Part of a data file
* start *
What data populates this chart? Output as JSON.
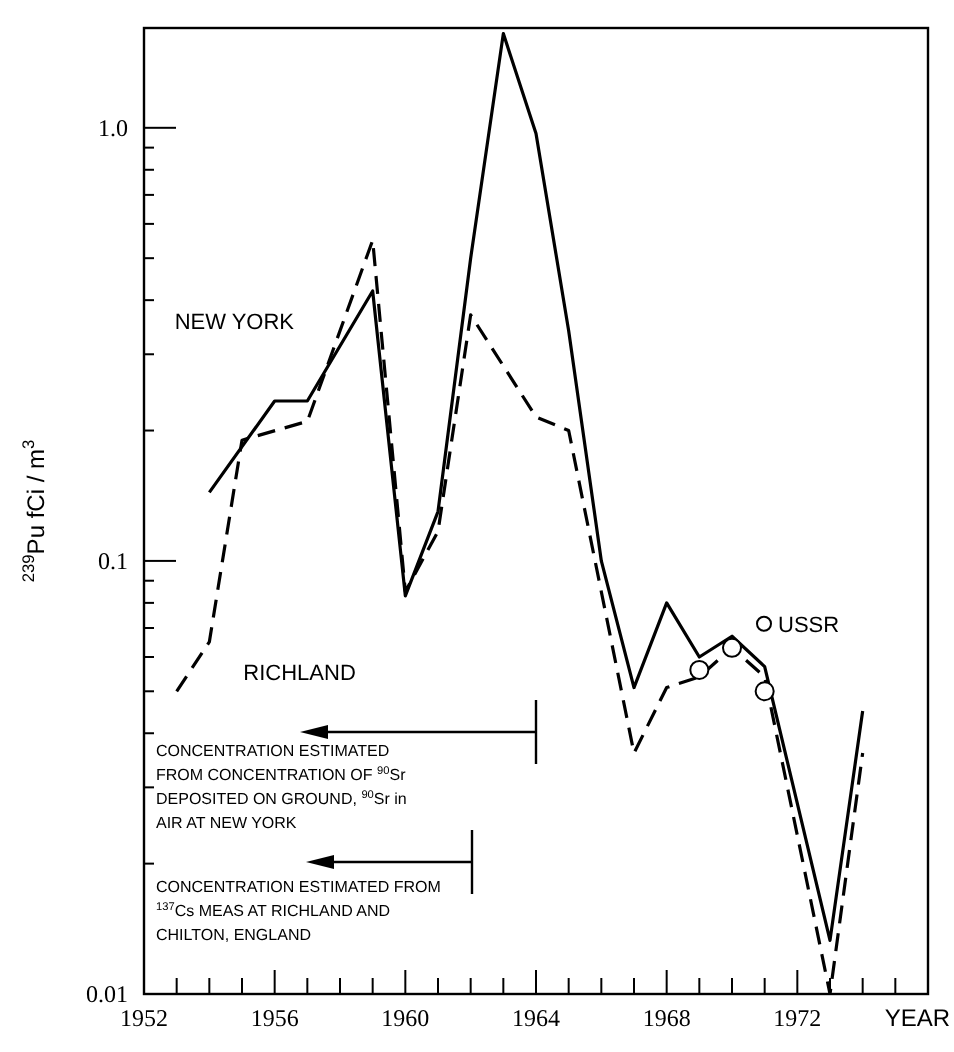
{
  "chart_data": {
    "type": "line",
    "ylabel": "$^{239}$Pu   fCi / m$^{3}$",
    "xlabel": "YEAR",
    "log": "y",
    "xlim": [
      1952,
      1976
    ],
    "ylim": [
      0.01,
      1.7
    ],
    "xticks": [
      1952,
      {
        "value": 1953,
        "label": null
      },
      {
        "value": 1954,
        "label": null
      },
      {
        "value": 1955,
        "label": null
      },
      1956,
      {
        "value": 1957,
        "label": null
      },
      {
        "value": 1958,
        "label": null
      },
      {
        "value": 1959,
        "label": null
      },
      1960,
      {
        "value": 1961,
        "label": null
      },
      {
        "value": 1962,
        "label": null
      },
      {
        "value": 1963,
        "label": null
      },
      1964,
      {
        "value": 1965,
        "label": null
      },
      {
        "value": 1966,
        "label": null
      },
      {
        "value": 1967,
        "label": null
      },
      1968,
      {
        "value": 1969,
        "label": null
      },
      {
        "value": 1970,
        "label": null
      },
      {
        "value": 1971,
        "label": null
      },
      1972,
      {
        "value": 1973,
        "label": null
      },
      {
        "value": 1974,
        "label": null
      },
      {
        "value": 1975,
        "label": null
      }
    ],
    "yticks": [
      0.01,
      {
        "value": 0.02,
        "label": null
      },
      {
        "value": 0.03,
        "label": null
      },
      {
        "value": 0.04,
        "label": null
      },
      {
        "value": 0.05,
        "label": null
      },
      {
        "value": 0.06,
        "label": null
      },
      {
        "value": 0.07,
        "label": null
      },
      {
        "value": 0.08,
        "label": null
      },
      {
        "value": 0.09,
        "label": null
      },
      0.1,
      {
        "value": 0.2,
        "label": null
      },
      {
        "value": 0.3,
        "label": null
      },
      {
        "value": 0.4,
        "label": null
      },
      {
        "value": 0.5,
        "label": null
      },
      {
        "value": 0.6,
        "label": null
      },
      {
        "value": 0.7,
        "label": null
      },
      {
        "value": 0.8,
        "label": null
      },
      {
        "value": 0.9,
        "label": null
      },
      {
        "value": 1,
        "label": "1.0"
      }
    ],
    "grid": false,
    "legend": "right",
    "series": [
      {
        "name": "NEW YORK",
        "color": "#000000",
        "line_style": "solid",
        "marker": "none",
        "x": [
          1954,
          1956,
          1957,
          1959,
          1960,
          1961,
          1962,
          1963,
          1964,
          1965,
          1966,
          1967,
          1968,
          1969,
          1970,
          1971,
          1973,
          1974
        ],
        "values": [
          0.144,
          0.234,
          0.234,
          0.42,
          0.083,
          0.13,
          0.5,
          1.65,
          0.97,
          0.34,
          0.1,
          0.051,
          0.08,
          0.06,
          0.067,
          0.057,
          0.0133,
          0.045
        ]
      },
      {
        "name": "RICHLAND",
        "color": "#000000",
        "line_style": "dashed",
        "marker": "none",
        "x": [
          1953,
          1954,
          1955,
          1957,
          1959,
          1960,
          1961,
          1962,
          1964,
          1965,
          1967,
          1968,
          1969,
          1970,
          1971,
          1973,
          1974
        ],
        "values": [
          0.05,
          0.065,
          0.19,
          0.21,
          0.55,
          0.085,
          0.117,
          0.37,
          0.215,
          0.2,
          0.036,
          0.051,
          0.054,
          0.063,
          0.054,
          0.01,
          0.036
        ]
      },
      {
        "name": "USSR",
        "type": "scatter",
        "color": "#000000",
        "marker": "circle",
        "x": [
          1969,
          1970,
          1971
        ],
        "values": [
          0.056,
          0.063,
          0.05
        ]
      }
    ],
    "annotations": [
      "CONCENTRATION ESTIMATED\nFROM CONCENTRATION OF $^{90}$Sr\nDEPOSITED ON GROUND, $^{90}$Sr in\nAIR AT NEW YORK",
      "CONCENTRATION ESTIMATED FROM\n$^{137}$Cs MEAS AT RICHLAND AND\nCHILTON, ENGLAND"
    ]
  }
}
* end *
### [Work to do]
Count the lines above in which the word "RICHLAND" appears, then state only that count.

### [Expected answer]
2